- _Exercise objective_
Retype all of the data. Every line must match exactly.

- _Excerpt from a dataset_
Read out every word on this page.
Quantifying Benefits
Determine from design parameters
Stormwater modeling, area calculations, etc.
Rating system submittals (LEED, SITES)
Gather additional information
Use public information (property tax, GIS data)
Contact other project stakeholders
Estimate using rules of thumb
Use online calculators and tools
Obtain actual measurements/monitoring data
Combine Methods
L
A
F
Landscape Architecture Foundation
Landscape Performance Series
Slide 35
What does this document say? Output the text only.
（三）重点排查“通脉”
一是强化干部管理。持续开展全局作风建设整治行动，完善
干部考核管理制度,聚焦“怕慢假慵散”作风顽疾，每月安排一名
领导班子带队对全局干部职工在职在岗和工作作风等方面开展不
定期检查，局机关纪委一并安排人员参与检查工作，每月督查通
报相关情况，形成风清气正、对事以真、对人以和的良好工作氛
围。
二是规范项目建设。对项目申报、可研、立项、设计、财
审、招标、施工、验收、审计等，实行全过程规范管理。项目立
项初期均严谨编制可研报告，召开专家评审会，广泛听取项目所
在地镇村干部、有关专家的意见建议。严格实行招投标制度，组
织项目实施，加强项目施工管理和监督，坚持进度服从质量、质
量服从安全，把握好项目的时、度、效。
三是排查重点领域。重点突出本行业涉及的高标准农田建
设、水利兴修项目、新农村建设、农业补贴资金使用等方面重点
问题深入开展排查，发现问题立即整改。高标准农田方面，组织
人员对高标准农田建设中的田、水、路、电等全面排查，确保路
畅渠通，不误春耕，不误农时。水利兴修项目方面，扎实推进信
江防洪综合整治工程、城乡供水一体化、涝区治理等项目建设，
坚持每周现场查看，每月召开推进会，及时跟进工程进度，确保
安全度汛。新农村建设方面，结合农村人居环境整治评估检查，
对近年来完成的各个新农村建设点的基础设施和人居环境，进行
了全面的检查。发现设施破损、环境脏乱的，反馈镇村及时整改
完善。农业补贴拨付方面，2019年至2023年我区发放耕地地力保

- _Response below_
Read out every word on this page.
Quantifying Benefits
Determine from design parameters
Stormwater modeling, area calculations, etc.
Rating system submittals (LEED, SITES)
Gather additional information
Use public information (property tax, GIS data)
Contact other project stakeholders
Estimate using rules of thumb
Use online calculators and tools
Obtain actual measurements/monitoring data
Combine Methods
L
A
F
Landscape Architecture Foundation
Landscape Performance Series
Slide 35
What does this document say? Output the text only.
（三）重点排查“通脉”
一是强化干部管理。持续开展全局作风建设整治行动，完善
干部考核管理制度,聚焦“怕慢假慵散”作风顽疾，每月安排一名
领导班子带队对全局干部职工在职在岗和工作作风等方面开展不
定期检查，局机关纪委一并安排人员参与检查工作，每月督查通
报相关情况，形成风清气正、对事以真、对人以和的良好工作氛
围。
二是规范项目建设。对项目申报、可研、立项、设计、财
审、招标、施工、验收、审计等，实行全过程规范管理。项目立
项初期均严谨编制可研报告，召开专家评审会，广泛听取项目所
在地镇村干部、有关专家的意见建议。严格实行招投标制度，组
织项目实施，加强项目施工管理和监督，坚持进度服从质量、质
量服从安全，把握好项目的时、度、效。
三是排查重点领域。重点突出本行业涉及的高标准农田建
设、水利兴修项目、新农村建设、农业补贴资金使用等方面重点
问题深入开展排查，发现问题立即整改。高标准农田方面，组织
人员对高标准农田建设中的田、水、路、电等全面排查，确保路
畅渠通，不误春耕，不误农时。水利兴修项目方面，扎实推进信
江防洪综合整治工程、城乡供水一体化、涝区治理等项目建设，
坚持每周现场查看，每月召开推进会，及时跟进工程进度，确保
安全度汛。新农村建设方面，结合农村人居环境整治评估检查，
对近年来完成的各个新农村建设点的基础设施和人居环境，进行
了全面的检查。发现设施破损、环境脏乱的，反馈镇村及时整改
完善。农业补贴拨付方面，2019年至2023年我区发放耕地地力保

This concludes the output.